Stored data:
--
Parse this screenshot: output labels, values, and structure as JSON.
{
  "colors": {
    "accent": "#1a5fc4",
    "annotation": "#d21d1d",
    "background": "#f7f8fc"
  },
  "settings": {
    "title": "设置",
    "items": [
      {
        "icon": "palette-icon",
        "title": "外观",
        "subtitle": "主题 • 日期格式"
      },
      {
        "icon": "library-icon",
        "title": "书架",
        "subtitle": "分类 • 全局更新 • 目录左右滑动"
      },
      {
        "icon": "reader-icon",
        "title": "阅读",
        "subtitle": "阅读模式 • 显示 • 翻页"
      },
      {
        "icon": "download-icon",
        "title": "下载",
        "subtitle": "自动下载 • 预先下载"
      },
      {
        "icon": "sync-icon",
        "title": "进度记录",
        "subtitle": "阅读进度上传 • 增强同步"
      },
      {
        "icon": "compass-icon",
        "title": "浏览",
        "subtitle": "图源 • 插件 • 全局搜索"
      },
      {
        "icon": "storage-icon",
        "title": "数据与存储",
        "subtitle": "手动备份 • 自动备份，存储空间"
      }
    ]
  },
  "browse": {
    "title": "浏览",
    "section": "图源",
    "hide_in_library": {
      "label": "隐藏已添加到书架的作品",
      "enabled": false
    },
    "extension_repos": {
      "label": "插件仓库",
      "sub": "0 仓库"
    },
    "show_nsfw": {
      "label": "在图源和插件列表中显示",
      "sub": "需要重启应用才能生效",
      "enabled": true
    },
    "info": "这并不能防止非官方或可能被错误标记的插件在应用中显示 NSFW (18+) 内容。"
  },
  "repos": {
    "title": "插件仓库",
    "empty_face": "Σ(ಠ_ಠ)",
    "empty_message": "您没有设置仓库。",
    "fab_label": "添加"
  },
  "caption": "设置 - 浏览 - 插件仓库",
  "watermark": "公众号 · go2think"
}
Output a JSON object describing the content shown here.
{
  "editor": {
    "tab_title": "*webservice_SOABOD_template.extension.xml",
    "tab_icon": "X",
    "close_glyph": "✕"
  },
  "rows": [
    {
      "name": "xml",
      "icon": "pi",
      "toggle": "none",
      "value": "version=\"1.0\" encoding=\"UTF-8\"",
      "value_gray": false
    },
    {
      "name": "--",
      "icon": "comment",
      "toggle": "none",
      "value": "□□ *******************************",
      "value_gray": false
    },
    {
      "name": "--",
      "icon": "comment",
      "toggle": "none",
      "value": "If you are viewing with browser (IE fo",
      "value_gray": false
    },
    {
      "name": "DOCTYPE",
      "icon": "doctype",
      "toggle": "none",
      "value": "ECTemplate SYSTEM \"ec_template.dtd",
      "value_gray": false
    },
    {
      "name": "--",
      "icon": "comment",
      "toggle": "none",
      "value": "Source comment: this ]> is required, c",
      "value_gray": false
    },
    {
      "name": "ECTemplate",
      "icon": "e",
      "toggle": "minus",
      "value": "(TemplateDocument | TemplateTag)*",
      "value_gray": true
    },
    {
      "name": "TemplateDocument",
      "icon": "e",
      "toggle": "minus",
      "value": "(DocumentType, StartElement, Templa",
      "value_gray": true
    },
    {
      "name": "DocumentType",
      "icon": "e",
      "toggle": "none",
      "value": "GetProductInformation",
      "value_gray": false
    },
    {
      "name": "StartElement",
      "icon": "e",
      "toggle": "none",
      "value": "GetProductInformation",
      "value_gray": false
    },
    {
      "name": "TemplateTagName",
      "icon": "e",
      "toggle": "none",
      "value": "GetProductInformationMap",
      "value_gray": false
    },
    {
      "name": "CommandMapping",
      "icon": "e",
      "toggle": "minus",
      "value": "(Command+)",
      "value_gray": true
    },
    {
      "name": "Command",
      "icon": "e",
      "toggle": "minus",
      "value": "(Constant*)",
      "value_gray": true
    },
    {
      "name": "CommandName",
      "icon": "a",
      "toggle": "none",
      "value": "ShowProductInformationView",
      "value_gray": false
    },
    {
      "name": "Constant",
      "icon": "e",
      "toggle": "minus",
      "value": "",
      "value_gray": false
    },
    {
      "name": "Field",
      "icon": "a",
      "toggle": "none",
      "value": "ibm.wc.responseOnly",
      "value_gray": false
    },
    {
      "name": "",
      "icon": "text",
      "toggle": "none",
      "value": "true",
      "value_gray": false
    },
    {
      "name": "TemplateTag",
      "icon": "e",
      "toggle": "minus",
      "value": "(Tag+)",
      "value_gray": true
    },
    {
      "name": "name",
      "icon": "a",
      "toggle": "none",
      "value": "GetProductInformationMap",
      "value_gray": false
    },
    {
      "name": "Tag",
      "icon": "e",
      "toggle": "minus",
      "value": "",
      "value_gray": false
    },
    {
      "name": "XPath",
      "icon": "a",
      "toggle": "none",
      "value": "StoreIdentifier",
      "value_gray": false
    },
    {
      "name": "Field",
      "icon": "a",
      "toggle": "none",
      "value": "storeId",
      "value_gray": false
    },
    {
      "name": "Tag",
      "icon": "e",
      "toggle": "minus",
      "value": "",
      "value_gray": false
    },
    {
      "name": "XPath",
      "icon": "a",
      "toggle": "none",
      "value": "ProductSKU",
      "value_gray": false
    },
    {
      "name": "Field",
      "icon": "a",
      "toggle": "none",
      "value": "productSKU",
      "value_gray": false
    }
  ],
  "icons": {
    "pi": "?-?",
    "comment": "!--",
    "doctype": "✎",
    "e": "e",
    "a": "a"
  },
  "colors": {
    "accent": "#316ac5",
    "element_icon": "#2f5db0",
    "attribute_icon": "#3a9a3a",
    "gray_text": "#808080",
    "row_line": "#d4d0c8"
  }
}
--
### What is being asked
All of the entries above should be written out again exactly.

### Completed task
Parse this screenshot: output labels, values, and structure as JSON.
{
  "colors": {
    "accent": "#1a5fc4",
    "annotation": "#d21d1d",
    "background": "#f7f8fc"
  },
  "settings": {
    "title": "设置",
    "items": [
      {
        "icon": "palette-icon",
        "title": "外观",
        "subtitle": "主题 • 日期格式"
      },
      {
        "icon": "library-icon",
        "title": "书架",
        "subtitle": "分类 • 全局更新 • 目录左右滑动"
      },
      {
        "icon": "reader-icon",
        "title": "阅读",
        "subtitle": "阅读模式 • 显示 • 翻页"
      },
      {
        "icon": "download-icon",
        "title": "下载",
        "subtitle": "自动下载 • 预先下载"
      },
      {
        "icon": "sync-icon",
        "title": "进度记录",
        "subtitle": "阅读进度上传 • 增强同步"
      },
      {
        "icon": "compass-icon",
        "title": "浏览",
        "subtitle": "图源 • 插件 • 全局搜索"
      },
      {
        "icon": "storage-icon",
        "title": "数据与存储",
        "subtitle": "手动备份 • 自动备份，存储空间"
      }
    ]
  },
  "browse": {
    "title": "浏览",
    "section": "图源",
    "hide_in_library": {
      "label": "隐藏已添加到书架的作品",
      "enabled": false
    },
    "extension_repos": {
      "label": "插件仓库",
      "sub": "0 仓库"
    },
    "show_nsfw": {
      "label": "在图源和插件列表中显示",
      "sub": "需要重启应用才能生效",
      "enabled": true
    },
    "info": "这并不能防止非官方或可能被错误标记的插件在应用中显示 NSFW (18+) 内容。"
  },
  "repos": {
    "title": "插件仓库",
    "empty_face": "Σ(ಠ_ಠ)",
    "empty_message": "您没有设置仓库。",
    "fab_label": "添加"
  },
  "caption": "设置 - 浏览 - 插件仓库",
  "watermark": "公众号 · go2think"
}
Output a JSON object describing the content shown here.
{
  "editor": {
    "tab_title": "*webservice_SOABOD_template.extension.xml",
    "tab_icon": "X",
    "close_glyph": "✕"
  },
  "rows": [
    {
      "name": "xml",
      "icon": "pi",
      "toggle": "none",
      "value": "version=\"1.0\" encoding=\"UTF-8\"",
      "value_gray": false
    },
    {
      "name": "--",
      "icon": "comment",
      "toggle": "none",
      "value": "□□ *******************************",
      "value_gray": false
    },
    {
      "name": "--",
      "icon": "comment",
      "toggle": "none",
      "value": "If you are viewing with browser (IE fo",
      "value_gray": false
    },
    {
      "name": "DOCTYPE",
      "icon": "doctype",
      "toggle": "none",
      "value": "ECTemplate SYSTEM \"ec_template.dtd",
      "value_gray": false
    },
    {
      "name": "--",
      "icon": "comment",
      "toggle": "none",
      "value": "Source comment: this ]> is required, c",
      "value_gray": false
    },
    {
      "name": "ECTemplate",
      "icon": "e",
      "toggle": "minus",
      "value": "(TemplateDocument | TemplateTag)*",
      "value_gray": true
    },
    {
      "name": "TemplateDocument",
      "icon": "e",
      "toggle": "minus",
      "value": "(DocumentType, StartElement, Templa",
      "value_gray": true
    },
    {
      "name": "DocumentType",
      "icon": "e",
      "toggle": "none",
      "value": "GetProductInformation",
      "value_gray": false
    },
    {
      "name": "StartElement",
      "icon": "e",
      "toggle": "none",
      "value": "GetProductInformation",
      "value_gray": false
    },
    {
      "name": "TemplateTagName",
      "icon": "e",
      "toggle": "none",
      "value": "GetProductInformationMap",
      "value_gray": false
    },
    {
      "name": "CommandMapping",
      "icon": "e",
      "toggle": "minus",
      "value": "(Command+)",
      "value_gray": true
    },
    {
      "name": "Command",
      "icon": "e",
      "toggle": "minus",
      "value": "(Constant*)",
      "value_gray": true
    },
    {
      "name": "CommandName",
      "icon": "a",
      "toggle": "none",
      "value": "ShowProductInformationView",
      "value_gray": false
    },
    {
      "name": "Constant",
      "icon": "e",
      "toggle": "minus",
      "value": "",
      "value_gray": false
    },
    {
      "name": "Field",
      "icon": "a",
      "toggle": "none",
      "value": "ibm.wc.responseOnly",
      "value_gray": false
    },
    {
      "name": "",
      "icon": "text",
      "toggle": "none",
      "value": "true",
      "value_gray": false
    },
    {
      "name": "TemplateTag",
      "icon": "e",
      "toggle": "minus",
      "value": "(Tag+)",
      "value_gray": true
    },
    {
      "name": "name",
      "icon": "a",
      "toggle": "none",
      "value": "GetProductInformationMap",
      "value_gray": false
    },
    {
      "name": "Tag",
      "icon": "e",
      "toggle": "minus",
      "value": "",
      "value_gray": false
    },
    {
      "name": "XPath",
      "icon": "a",
      "toggle": "none",
      "value": "StoreIdentifier",
      "value_gray": false
    },
    {
      "name": "Field",
      "icon": "a",
      "toggle": "none",
      "value": "storeId",
      "value_gray": false
    },
    {
      "name": "Tag",
      "icon": "e",
      "toggle": "minus",
      "value": "",
      "value_gray": false
    },
    {
      "name": "XPath",
      "icon": "a",
      "toggle": "none",
      "value": "ProductSKU",
      "value_gray": false
    },
    {
      "name": "Field",
      "icon": "a",
      "toggle": "none",
      "value": "productSKU",
      "value_gray": false
    }
  ],
  "icons": {
    "pi": "?-?",
    "comment": "!--",
    "doctype": "✎",
    "e": "e",
    "a": "a"
  },
  "colors": {
    "accent": "#316ac5",
    "element_icon": "#2f5db0",
    "attribute_icon": "#3a9a3a",
    "gray_text": "#808080",
    "row_line": "#d4d0c8"
  }
}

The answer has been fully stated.